Start
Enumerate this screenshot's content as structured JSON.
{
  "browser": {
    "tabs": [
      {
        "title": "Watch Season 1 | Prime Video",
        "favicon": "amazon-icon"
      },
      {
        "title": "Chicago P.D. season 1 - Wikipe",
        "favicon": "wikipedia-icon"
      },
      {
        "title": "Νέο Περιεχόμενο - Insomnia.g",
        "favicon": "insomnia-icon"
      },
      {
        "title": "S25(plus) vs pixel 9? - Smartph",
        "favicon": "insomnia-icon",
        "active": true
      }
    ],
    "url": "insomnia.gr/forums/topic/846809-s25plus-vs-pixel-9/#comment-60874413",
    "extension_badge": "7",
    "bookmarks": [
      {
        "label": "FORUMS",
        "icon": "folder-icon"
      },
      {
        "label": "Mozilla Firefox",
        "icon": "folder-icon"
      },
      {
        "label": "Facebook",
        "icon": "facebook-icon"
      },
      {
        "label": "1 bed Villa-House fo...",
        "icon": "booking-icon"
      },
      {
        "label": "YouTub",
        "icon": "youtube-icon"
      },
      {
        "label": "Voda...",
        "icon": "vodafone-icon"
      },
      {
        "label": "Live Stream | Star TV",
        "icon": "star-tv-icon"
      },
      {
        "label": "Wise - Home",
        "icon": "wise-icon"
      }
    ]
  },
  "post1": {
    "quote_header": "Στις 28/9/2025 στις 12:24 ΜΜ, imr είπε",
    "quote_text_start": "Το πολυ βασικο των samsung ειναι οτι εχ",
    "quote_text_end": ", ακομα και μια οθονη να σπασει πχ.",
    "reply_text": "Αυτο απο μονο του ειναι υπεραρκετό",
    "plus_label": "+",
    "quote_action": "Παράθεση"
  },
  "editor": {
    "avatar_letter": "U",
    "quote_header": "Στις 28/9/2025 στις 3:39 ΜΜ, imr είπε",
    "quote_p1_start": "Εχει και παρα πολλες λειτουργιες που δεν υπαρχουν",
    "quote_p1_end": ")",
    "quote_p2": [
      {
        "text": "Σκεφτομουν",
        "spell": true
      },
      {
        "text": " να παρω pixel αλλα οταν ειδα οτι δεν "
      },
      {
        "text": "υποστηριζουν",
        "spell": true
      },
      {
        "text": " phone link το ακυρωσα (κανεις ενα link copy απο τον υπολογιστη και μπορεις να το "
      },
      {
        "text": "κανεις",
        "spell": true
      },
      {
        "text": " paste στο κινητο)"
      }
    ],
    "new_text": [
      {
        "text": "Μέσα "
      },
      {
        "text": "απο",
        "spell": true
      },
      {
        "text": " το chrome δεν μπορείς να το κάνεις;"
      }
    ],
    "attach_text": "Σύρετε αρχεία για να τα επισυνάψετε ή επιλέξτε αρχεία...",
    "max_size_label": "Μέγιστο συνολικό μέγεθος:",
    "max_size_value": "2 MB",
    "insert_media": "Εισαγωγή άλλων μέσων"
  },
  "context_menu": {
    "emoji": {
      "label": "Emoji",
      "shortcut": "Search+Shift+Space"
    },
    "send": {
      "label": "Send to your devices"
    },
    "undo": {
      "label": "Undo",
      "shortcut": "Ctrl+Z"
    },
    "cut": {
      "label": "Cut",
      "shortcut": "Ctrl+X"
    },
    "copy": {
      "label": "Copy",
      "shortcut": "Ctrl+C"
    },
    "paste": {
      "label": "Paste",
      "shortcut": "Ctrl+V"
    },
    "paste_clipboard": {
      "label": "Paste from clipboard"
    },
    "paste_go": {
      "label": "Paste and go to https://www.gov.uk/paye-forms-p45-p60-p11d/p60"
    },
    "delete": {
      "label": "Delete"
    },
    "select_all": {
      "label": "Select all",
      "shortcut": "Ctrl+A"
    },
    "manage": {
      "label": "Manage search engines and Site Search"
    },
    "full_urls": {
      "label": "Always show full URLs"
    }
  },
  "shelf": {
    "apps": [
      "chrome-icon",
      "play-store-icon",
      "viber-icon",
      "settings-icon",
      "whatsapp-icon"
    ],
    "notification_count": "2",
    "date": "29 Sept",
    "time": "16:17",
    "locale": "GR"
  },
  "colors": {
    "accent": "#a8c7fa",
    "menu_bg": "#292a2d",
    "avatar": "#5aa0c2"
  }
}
End
TASK |
From the material above, copy each line that includes the word "ειναι".

SOLUTION BELOW |
    "quote_text_start": "Το πολυ βασικο των samsung ειναι οτι εχ",
    "reply_text": "Αυτο απο μονο του ειναι υπεραρκετό",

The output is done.